BEGIN Data section

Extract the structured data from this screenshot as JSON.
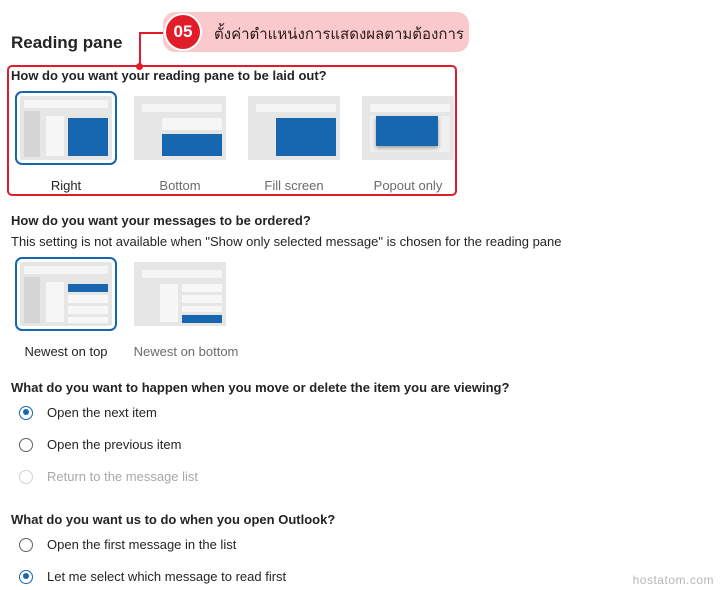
{
  "section": {
    "title": "Reading pane"
  },
  "callout": {
    "badge": "05",
    "text": "ตั้งค่าตำแหน่งการแสดงผลตามต้องการ"
  },
  "layout": {
    "question": "How do you want your reading pane to be laid out?",
    "options": [
      {
        "label": "Right",
        "selected": true
      },
      {
        "label": "Bottom",
        "selected": false
      },
      {
        "label": "Fill screen",
        "selected": false
      },
      {
        "label": "Popout only",
        "selected": false
      }
    ]
  },
  "order": {
    "question": "How do you want your messages to be ordered?",
    "note": "This setting is not available when \"Show only selected message\" is chosen for the reading pane",
    "options": [
      {
        "label": "Newest on top",
        "selected": true
      },
      {
        "label": "Newest on bottom",
        "selected": false
      }
    ]
  },
  "move_delete": {
    "question": "What do you want to happen when you move or delete the item you are viewing?",
    "options": [
      {
        "label": "Open the next item",
        "checked": true,
        "disabled": false
      },
      {
        "label": "Open the previous item",
        "checked": false,
        "disabled": false
      },
      {
        "label": "Return to the message list",
        "checked": false,
        "disabled": true
      }
    ]
  },
  "open_outlook": {
    "question": "What do you want us to do when you open Outlook?",
    "options": [
      {
        "label": "Open the first message in the list",
        "checked": false,
        "disabled": false
      },
      {
        "label": "Let me select which message to read first",
        "checked": true,
        "disabled": false
      }
    ]
  },
  "watermark": "hostatom.com",
  "colors": {
    "accent": "#1766b0",
    "annotation": "#e11d2a",
    "callout_bg": "#f9c9cc"
  }
}
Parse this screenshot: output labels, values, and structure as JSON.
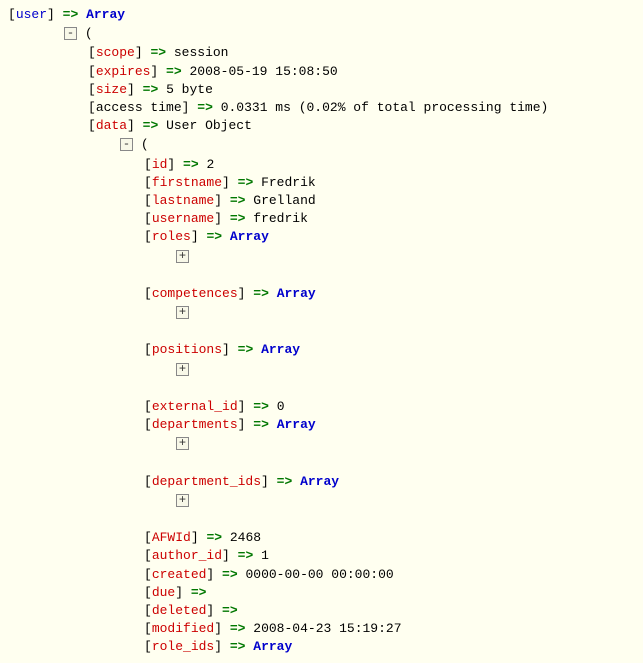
{
  "root": {
    "key": "user",
    "arrow": "=>",
    "type": "Array"
  },
  "fields": {
    "scope": {
      "key": "scope",
      "value": "session"
    },
    "expires": {
      "key": "expires",
      "value": "2008-05-19 15:08:50"
    },
    "size": {
      "key": "size",
      "value": "5 byte"
    },
    "access_time": {
      "key": "access time",
      "value": "0.0331 ms (0.02% of total processing time)"
    },
    "data": {
      "key": "data",
      "value": "User Object",
      "children": {
        "id": {
          "key": "id",
          "value": "2"
        },
        "firstname": {
          "key": "firstname",
          "value": "Fredrik"
        },
        "lastname": {
          "key": "lastname",
          "value": "Grelland"
        },
        "username": {
          "key": "username",
          "value": "fredrik"
        },
        "roles": {
          "key": "roles",
          "type": "Array"
        },
        "competences": {
          "key": "competences",
          "type": "Array"
        },
        "positions": {
          "key": "positions",
          "type": "Array"
        },
        "external_id": {
          "key": "external_id",
          "value": "0"
        },
        "departments": {
          "key": "departments",
          "type": "Array"
        },
        "department_ids": {
          "key": "department_ids",
          "type": "Array"
        },
        "AFWId": {
          "key": "AFWId",
          "value": "2468"
        },
        "author_id": {
          "key": "author_id",
          "value": "1"
        },
        "created": {
          "key": "created",
          "value": "0000-00-00 00:00:00"
        },
        "deleted": {
          "key": "deleted",
          "value": ""
        },
        "due": {
          "key": "due",
          "value": ""
        },
        "modified": {
          "key": "modified",
          "value": "2008-04-23 15:19:27"
        },
        "role_ids": {
          "key": "role_ids",
          "type": "Array"
        }
      }
    }
  },
  "symbols": {
    "open_bracket": "[",
    "close_bracket": "]",
    "open_paren": "(",
    "arrow": "=>",
    "array": "Array",
    "minus": "-",
    "plus": "+"
  }
}
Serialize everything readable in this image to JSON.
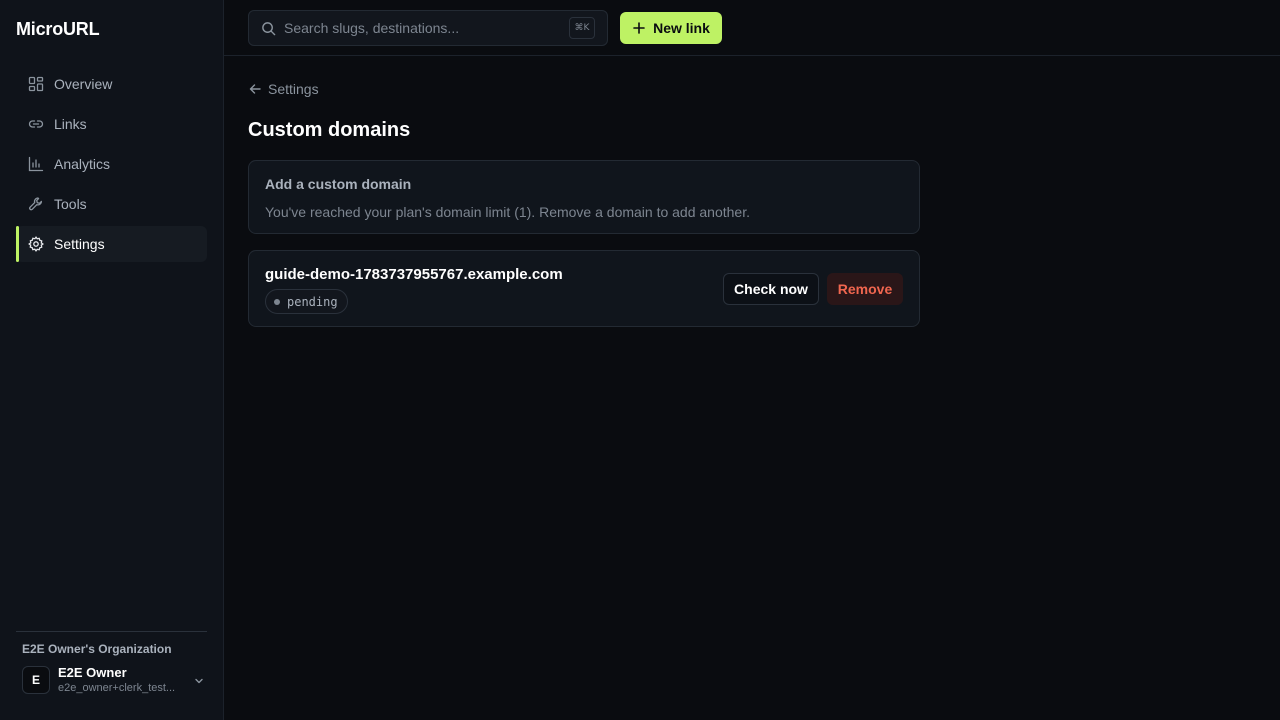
{
  "app": {
    "brand": "MicroURL"
  },
  "sidebar": {
    "items": [
      {
        "label": "Overview",
        "icon": "grid-icon"
      },
      {
        "label": "Links",
        "icon": "link-icon"
      },
      {
        "label": "Analytics",
        "icon": "bar-chart-icon"
      },
      {
        "label": "Tools",
        "icon": "wrench-icon"
      },
      {
        "label": "Settings",
        "icon": "gear-icon",
        "active": true
      }
    ],
    "footer": {
      "org_name": "E2E Owner's Organization",
      "avatar_initial": "E",
      "user_name": "E2E Owner",
      "user_email": "e2e_owner+clerk_test..."
    }
  },
  "topbar": {
    "search_placeholder": "Search slugs, destinations...",
    "shortcut": "⌘K",
    "new_link_label": "New link"
  },
  "main": {
    "back_label": "Settings",
    "title": "Custom domains",
    "add_card": {
      "heading": "Add a custom domain",
      "message": "You've reached your plan's domain limit (1). Remove a domain to add another."
    },
    "domains": [
      {
        "name": "guide-demo-1783737955767.example.com",
        "status": "pending",
        "check_label": "Check now",
        "remove_label": "Remove"
      }
    ]
  },
  "colors": {
    "accent": "#bef264",
    "danger": "#f0664f",
    "background": "#0a0c10",
    "sidebar": "#0f131a"
  }
}
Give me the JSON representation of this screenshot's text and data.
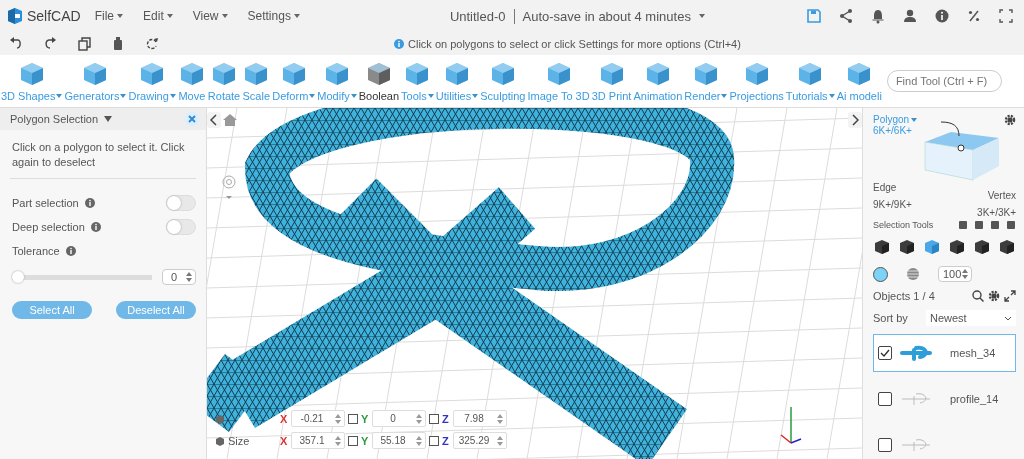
{
  "app": {
    "logo": "SelfCAD",
    "menus": [
      {
        "label": "File"
      },
      {
        "label": "Edit"
      },
      {
        "label": "View"
      },
      {
        "label": "Settings"
      }
    ],
    "document_title": "Untitled-0",
    "autosave": "Auto-save in about 4 minutes"
  },
  "hint": "Click on polygons to select or click Settings for more options (Ctrl+4)",
  "tools": [
    {
      "label": "3D Shapes",
      "dropdown": true,
      "muted": false
    },
    {
      "label": "Generators",
      "dropdown": true,
      "muted": false
    },
    {
      "label": "Drawing",
      "dropdown": true,
      "muted": false
    },
    {
      "label": "Move",
      "dropdown": false,
      "muted": false
    },
    {
      "label": "Rotate",
      "dropdown": false,
      "muted": false
    },
    {
      "label": "Scale",
      "dropdown": false,
      "muted": false
    },
    {
      "label": "Deform",
      "dropdown": true,
      "muted": false
    },
    {
      "label": "Modify",
      "dropdown": true,
      "muted": false
    },
    {
      "label": "Boolean",
      "dropdown": false,
      "muted": true
    },
    {
      "label": "Tools",
      "dropdown": true,
      "muted": false
    },
    {
      "label": "Utilities",
      "dropdown": true,
      "muted": false
    },
    {
      "label": "Sculpting",
      "dropdown": false,
      "muted": false
    },
    {
      "label": "Image To 3D",
      "dropdown": false,
      "muted": false
    },
    {
      "label": "3D Print",
      "dropdown": false,
      "muted": false
    },
    {
      "label": "Animation",
      "dropdown": false,
      "muted": false
    },
    {
      "label": "Render",
      "dropdown": true,
      "muted": false
    },
    {
      "label": "Projections",
      "dropdown": false,
      "muted": false
    },
    {
      "label": "Tutorials",
      "dropdown": true,
      "muted": false
    },
    {
      "label": "Ai modeli",
      "dropdown": false,
      "muted": false
    }
  ],
  "find_tool": {
    "placeholder": "Find Tool (Ctrl + F)"
  },
  "panel": {
    "title": "Polygon Selection",
    "description": "Click on a polygon to select it. Click again to deselect",
    "options": [
      {
        "kind": "toggle",
        "label": "Part selection",
        "on": false
      },
      {
        "kind": "toggle",
        "label": "Deep selection",
        "on": false
      },
      {
        "kind": "slider",
        "label": "Tolerance",
        "level": 0,
        "value": "0"
      }
    ],
    "buttons": [
      "Select All",
      "Deselect All"
    ]
  },
  "transform": [
    {
      "fields": [
        {
          "axis": "X",
          "value": "-0.21"
        },
        {
          "axis": "Y",
          "value": "0",
          "locked": false
        },
        {
          "axis": "Z",
          "value": "7.98",
          "locked": false
        }
      ]
    },
    {
      "label": "Size",
      "fields": [
        {
          "axis": "X",
          "value": "357.1"
        },
        {
          "axis": "Y",
          "value": "55.18",
          "locked": false
        },
        {
          "axis": "Z",
          "value": "325.29",
          "locked": false
        }
      ]
    }
  ],
  "selection": {
    "mode": "Polygon",
    "mode_count": "6K+/6K+",
    "edge": "Edge",
    "edge_count": "9K+/9K+",
    "vertex": "Vertex",
    "vertex_count": "3K+/3K+"
  },
  "selection_tools": {
    "label": "Selection Tools",
    "modes": [
      {
        "selected": false
      },
      {
        "selected": false
      },
      {
        "selected": true
      },
      {
        "selected": false
      },
      {
        "selected": false
      },
      {
        "selected": false
      }
    ],
    "size": "100"
  },
  "objects": {
    "count": "Objects 1 / 4",
    "sort_label": "Sort by",
    "sort_value": "Newest",
    "items": [
      {
        "name": "mesh_34",
        "checked": true,
        "selected": true
      },
      {
        "name": "profile_14",
        "checked": false,
        "selected": false
      },
      {
        "checked": false,
        "selected": false
      }
    ]
  }
}
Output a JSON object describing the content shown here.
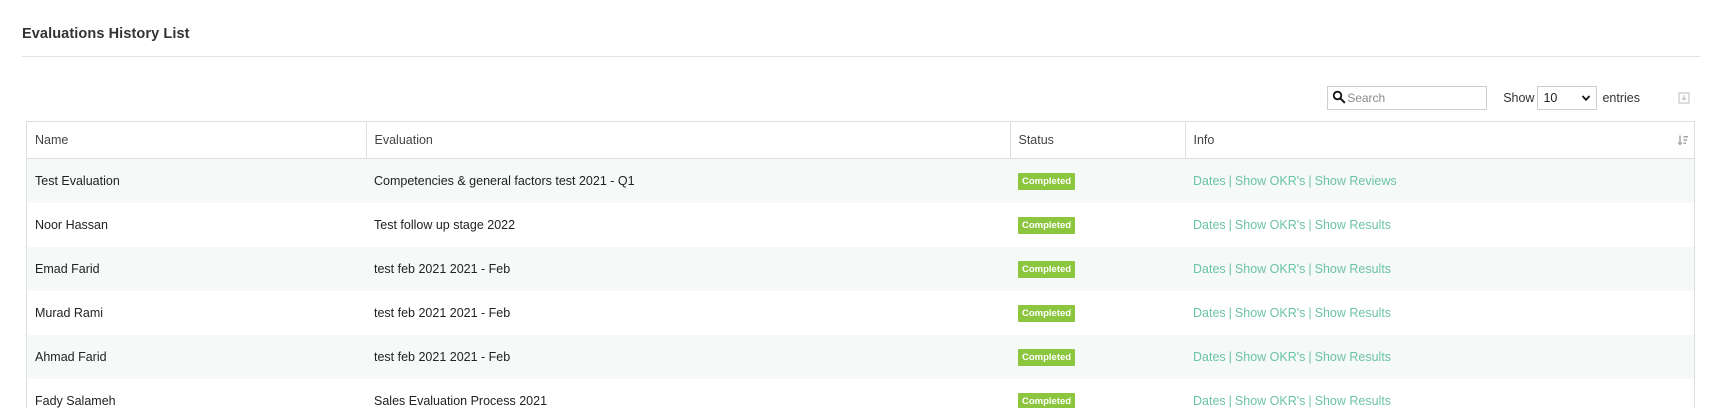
{
  "page": {
    "title": "Evaluations History List"
  },
  "toolbar": {
    "search_placeholder": "Search",
    "show_label": "Show",
    "entries_value": "10",
    "entries_label": "entries"
  },
  "table": {
    "columns": [
      "Name",
      "Evaluation",
      "Status",
      "Info"
    ],
    "rows": [
      {
        "name": "Test Evaluation",
        "evaluation": "Competencies & general factors test 2021 - Q1",
        "status": "Completed",
        "links": [
          "Dates",
          "Show OKR's",
          "Show Reviews"
        ]
      },
      {
        "name": "Noor Hassan",
        "evaluation": "Test follow up stage 2022",
        "status": "Completed",
        "links": [
          "Dates",
          "Show OKR's",
          "Show Results"
        ]
      },
      {
        "name": "Emad Farid",
        "evaluation": "test feb 2021 2021 - Feb",
        "status": "Completed",
        "links": [
          "Dates",
          "Show OKR's",
          "Show Results"
        ]
      },
      {
        "name": "Murad Rami",
        "evaluation": "test feb 2021 2021 - Feb",
        "status": "Completed",
        "links": [
          "Dates",
          "Show OKR's",
          "Show Results"
        ]
      },
      {
        "name": "Ahmad Farid",
        "evaluation": "test feb 2021 2021 - Feb",
        "status": "Completed",
        "links": [
          "Dates",
          "Show OKR's",
          "Show Results"
        ]
      },
      {
        "name": "Fady Salameh",
        "evaluation": "Sales Evaluation Process 2021",
        "status": "Completed",
        "links": [
          "Dates",
          "Show OKR's",
          "Show Results"
        ]
      }
    ]
  },
  "colors": {
    "status_completed": "#8cc63f",
    "link": "#6cc3a7",
    "row_stripe": "#f5f9f8"
  },
  "icons": {
    "search": "search-icon",
    "select": "chevron-down-icon",
    "export": "export-icon",
    "sort": "sort-icon"
  }
}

END Data section

Your goal
For each line above that contains the word "JSON", copy that line.

Problem solution
Extract the structured data from this screenshot as JSON.
Parse this screenshot: output labels, values, and structure as JSON.
Serialize everything readable in this image to JSON.
Give me the JSON representation of this screenshot's text and data.
Output a JSON object describing the content shown here.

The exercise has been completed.